Teks yang ditampilkan

Lihat ke Halaman Asli

Mengapa Sastra Tidak Disukai Di Kompasiana?

Diperbarui: 26 Juni 2015   10:23

Kompasiana adalah platform blog. Konten ini menjadi tanggung jawab bloger dan tidak mewakili pandangan redaksi Kompas.

Pemerintahan. Sumber ilustrasi: FREEPIK/Freepik

Sebenarnya bukan hanya di Kompasiana, tapi di seluruh komunitas masyarakat kita saat ini sastra tidak mendapat tempat semestinya. Jika sastra merupakan kebutuhan penting sebagaimana dikemukakan Pramudya Ananta Toor: ”Suatu masyarakat paling primitif pun, misalnya di jantung Afrika sana, tak pernah duduk di bangku sekolah, tak pernah melihat kitab dalam hidupnya, tak kenal baca-tulis, masih dapat mencintai sastra, walau sastra lisan. Kalian boleh maju dalam pelajaran, mungkin mencapai deretan gelar kesarjanaan apa saja, tapi tanpa mencintai sastra, kalian tinggal hanya hewan yang pandai.” (Bumi Manusia, Juffrow Magda Peters, 233), maka situasi itu merupakan kealpaan yang patut disesali. Karena sastra merupakan ekspresi keindahan dan kehalusan rasa, menikmatinya dapat mengarahkan perilaku manusia menuju keluhuran budi. Sebaliknya, tanpa menyukai sastra dapat menjadi indikasi berkembangnya kejahatan, kata-kata kotor dan menurunnya kualitas kemanusiaan.

Isi latihan
Menurut kutipan dari Bumi Manusia dalam teks tentang sastra di Kompasiana, menjadi apa orang yang maju dalam pelajaran tetapi tidak mencintai sastra?

Baris kumpulan data
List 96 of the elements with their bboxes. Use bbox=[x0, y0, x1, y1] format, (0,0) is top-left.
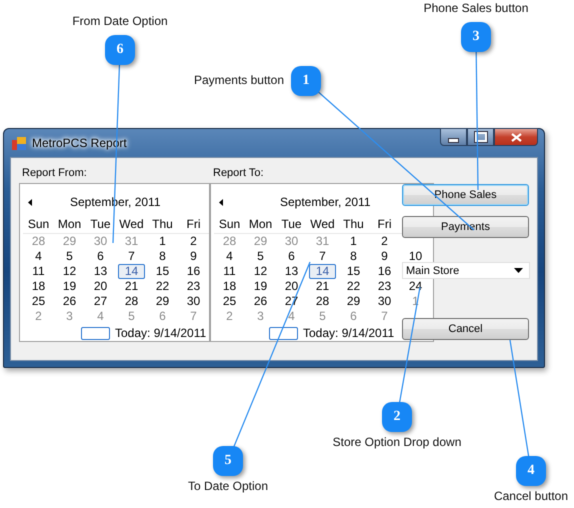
today-link[interactable]: Today: 9/14/2011 bbox=[115, 326, 206, 340]
weekday-label: Tue bbox=[280, 217, 303, 233]
date-cell[interactable]: 8 bbox=[338, 249, 369, 264]
date-cell[interactable]: 20 bbox=[85, 279, 116, 294]
date-cell[interactable]: 14 bbox=[309, 264, 336, 279]
weekday-label: Wed bbox=[118, 217, 145, 233]
date-cell[interactable]: 5 bbox=[245, 249, 276, 264]
callout-label: Payments button bbox=[194, 73, 284, 87]
callout-badge: 1 bbox=[291, 66, 321, 96]
phone-sales-button[interactable]: Phone Sales bbox=[402, 184, 529, 206]
weekday-label: Mon bbox=[56, 217, 82, 233]
callout-label: From Date Option bbox=[71, 14, 169, 28]
callout-label: Phone Sales button bbox=[422, 1, 530, 15]
date-cell[interactable]: 4 bbox=[214, 249, 245, 264]
cancel-button[interactable]: Cancel bbox=[402, 318, 529, 340]
weekday-label: Sun bbox=[218, 217, 242, 233]
date-cell[interactable]: 21 bbox=[116, 279, 147, 294]
callout-label: Store Option Drop down bbox=[332, 435, 462, 449]
callout-badge: 2 bbox=[382, 402, 412, 432]
weekday-label: Thu bbox=[151, 217, 174, 233]
date-cell[interactable]: 25 bbox=[23, 294, 54, 309]
date-cell[interactable]: 25 bbox=[214, 294, 245, 309]
callout-label: To Date Option bbox=[186, 479, 270, 493]
date-cell[interactable]: 18 bbox=[214, 279, 245, 294]
date-cell[interactable]: 23 bbox=[178, 279, 209, 294]
store-dropdown[interactable]: Main Store bbox=[402, 262, 530, 279]
maximize-button[interactable] bbox=[467, 128, 494, 146]
date-cell[interactable]: 6 bbox=[276, 249, 307, 264]
date-cell[interactable]: 11 bbox=[23, 264, 54, 279]
callout-badge: 3 bbox=[461, 22, 491, 52]
weekday-label: Fri bbox=[186, 217, 202, 233]
caret-icon bbox=[514, 268, 523, 273]
date-cell[interactable]: 10 bbox=[400, 249, 431, 264]
date-cell[interactable]: 16 bbox=[178, 264, 209, 279]
date-cell[interactable]: 15 bbox=[147, 264, 178, 279]
today-link[interactable]: Today: 9/14/2011 bbox=[303, 326, 394, 340]
date-cell[interactable]: 26 bbox=[245, 294, 276, 309]
weekday-label: Fri bbox=[376, 217, 392, 233]
date-cell[interactable]: 16 bbox=[369, 264, 400, 279]
date-cell[interactable]: 20 bbox=[276, 279, 307, 294]
weekday-label: Mon bbox=[248, 217, 274, 233]
report-label: Report From: bbox=[21, 167, 88, 181]
callout-label: Cancel button bbox=[492, 489, 570, 503]
date-cell[interactable]: 13 bbox=[276, 264, 307, 279]
weekday-label: Sun bbox=[26, 217, 50, 233]
date-cell[interactable]: 28 bbox=[116, 294, 147, 309]
date-cell[interactable]: 9 bbox=[178, 249, 209, 264]
date-cell[interactable]: 30 bbox=[369, 294, 400, 309]
date-cell[interactable]: 29 bbox=[147, 294, 178, 309]
date-cell[interactable]: 21 bbox=[307, 279, 338, 294]
date-cell[interactable]: 29 bbox=[338, 294, 369, 309]
date-cell[interactable]: 6 bbox=[85, 249, 116, 264]
today-marker-icon bbox=[269, 326, 298, 340]
date-cell[interactable]: 12 bbox=[54, 264, 85, 279]
date-cell[interactable]: 4 bbox=[23, 249, 54, 264]
date-cell[interactable]: 27 bbox=[85, 294, 116, 309]
date-cell[interactable]: 8 bbox=[147, 249, 178, 264]
date-cell[interactable]: 11 bbox=[214, 264, 245, 279]
close-button[interactable] bbox=[494, 128, 538, 146]
date-cell[interactable]: 13 bbox=[85, 264, 116, 279]
date-cell[interactable]: 12 bbox=[245, 264, 276, 279]
date-cell[interactable]: 7 bbox=[307, 249, 338, 264]
weekday-label: Wed bbox=[309, 217, 336, 233]
date-cell[interactable]: 15 bbox=[338, 264, 369, 279]
date-cell[interactable]: 1 bbox=[147, 234, 178, 249]
date-cell[interactable]: 22 bbox=[338, 279, 369, 294]
date-cell[interactable]: 2 bbox=[178, 234, 209, 249]
callout-badge: 5 bbox=[213, 446, 243, 476]
month-title: September, 2011 bbox=[280, 195, 371, 209]
previous-month-arrow[interactable] bbox=[219, 199, 223, 206]
date-cell[interactable]: 18 bbox=[23, 279, 54, 294]
weekday-label: Tue bbox=[89, 217, 112, 233]
callout-badge: 6 bbox=[105, 35, 135, 65]
minimize-button[interactable] bbox=[440, 128, 467, 146]
date-cell[interactable]: 14 bbox=[118, 264, 145, 279]
date-cell[interactable]: 2 bbox=[369, 234, 400, 249]
date-cell[interactable]: 28 bbox=[307, 294, 338, 309]
callout-badge: 4 bbox=[516, 456, 546, 486]
date-cell[interactable]: 1 bbox=[338, 234, 369, 249]
date-cell[interactable]: 19 bbox=[245, 279, 276, 294]
previous-month-arrow[interactable] bbox=[28, 199, 32, 206]
report-label: Report To: bbox=[212, 167, 265, 181]
window-title: MetroPCS Report bbox=[32, 136, 127, 150]
today-marker-icon bbox=[81, 326, 110, 340]
date-cell[interactable]: 19 bbox=[54, 279, 85, 294]
date-cell[interactable]: 5 bbox=[54, 249, 85, 264]
date-cell[interactable]: 23 bbox=[369, 279, 400, 294]
date-cell[interactable]: 24 bbox=[400, 279, 431, 294]
date-cell[interactable]: 9 bbox=[369, 249, 400, 264]
date-cell[interactable]: 30 bbox=[178, 294, 209, 309]
date-cell[interactable]: 7 bbox=[116, 249, 147, 264]
date-cell[interactable]: 22 bbox=[147, 279, 178, 294]
date-cell[interactable]: 26 bbox=[54, 294, 85, 309]
weekday-label: Thu bbox=[342, 217, 365, 233]
close-icon bbox=[510, 132, 522, 142]
app-icon bbox=[12, 136, 26, 150]
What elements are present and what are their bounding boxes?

Penyelesaian tugas
Mereka tinggal hanya hewan yang pandai.